§ **Directive**
All the data should be repeated exactly. Any image in it is left out.

** Start of Records provided **

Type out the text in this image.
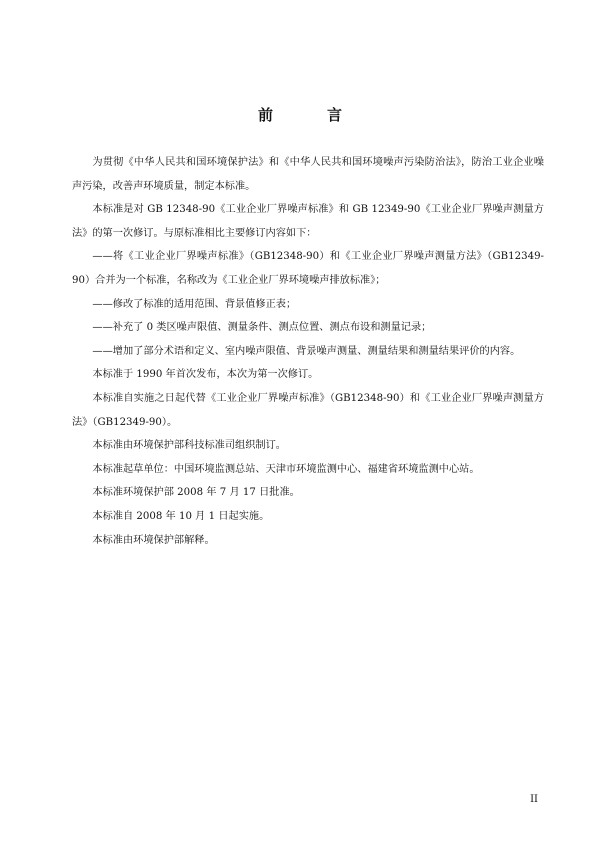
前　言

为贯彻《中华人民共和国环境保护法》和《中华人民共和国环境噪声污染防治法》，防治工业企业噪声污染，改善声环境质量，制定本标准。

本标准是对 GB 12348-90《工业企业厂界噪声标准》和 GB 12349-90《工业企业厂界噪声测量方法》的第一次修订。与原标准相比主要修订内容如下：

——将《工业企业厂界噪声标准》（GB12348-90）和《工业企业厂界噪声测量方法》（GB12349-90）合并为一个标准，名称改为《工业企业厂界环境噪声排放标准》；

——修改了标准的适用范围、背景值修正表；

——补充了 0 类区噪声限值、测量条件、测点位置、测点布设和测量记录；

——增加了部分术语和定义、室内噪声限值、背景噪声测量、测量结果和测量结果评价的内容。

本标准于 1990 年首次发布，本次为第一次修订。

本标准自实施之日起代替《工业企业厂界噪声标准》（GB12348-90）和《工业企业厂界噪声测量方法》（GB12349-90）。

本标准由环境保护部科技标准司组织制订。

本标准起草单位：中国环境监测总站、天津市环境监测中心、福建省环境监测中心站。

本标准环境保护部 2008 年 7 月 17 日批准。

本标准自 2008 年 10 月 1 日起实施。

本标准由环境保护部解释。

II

** End of Records provided **

§ **Exercise answer**
Type out the text in this image.
前　言

为贯彻《中华人民共和国环境保护法》和《中华人民共和国环境噪声污染防治法》，防治工业企业噪声污染，改善声环境质量，制定本标准。

本标准是对 GB 12348-90《工业企业厂界噪声标准》和 GB 12349-90《工业企业厂界噪声测量方法》的第一次修订。与原标准相比主要修订内容如下：

——将《工业企业厂界噪声标准》（GB12348-90）和《工业企业厂界噪声测量方法》（GB12349-90）合并为一个标准，名称改为《工业企业厂界环境噪声排放标准》；

——修改了标准的适用范围、背景值修正表；

——补充了 0 类区噪声限值、测量条件、测点位置、测点布设和测量记录；

——增加了部分术语和定义、室内噪声限值、背景噪声测量、测量结果和测量结果评价的内容。

本标准于 1990 年首次发布，本次为第一次修订。

本标准自实施之日起代替《工业企业厂界噪声标准》（GB12348-90）和《工业企业厂界噪声测量方法》（GB12349-90）。

本标准由环境保护部科技标准司组织制订。

本标准起草单位：中国环境监测总站、天津市环境监测中心、福建省环境监测中心站。

本标准环境保护部 2008 年 7 月 17 日批准。

本标准自 2008 年 10 月 1 日起实施。

本标准由环境保护部解释。

II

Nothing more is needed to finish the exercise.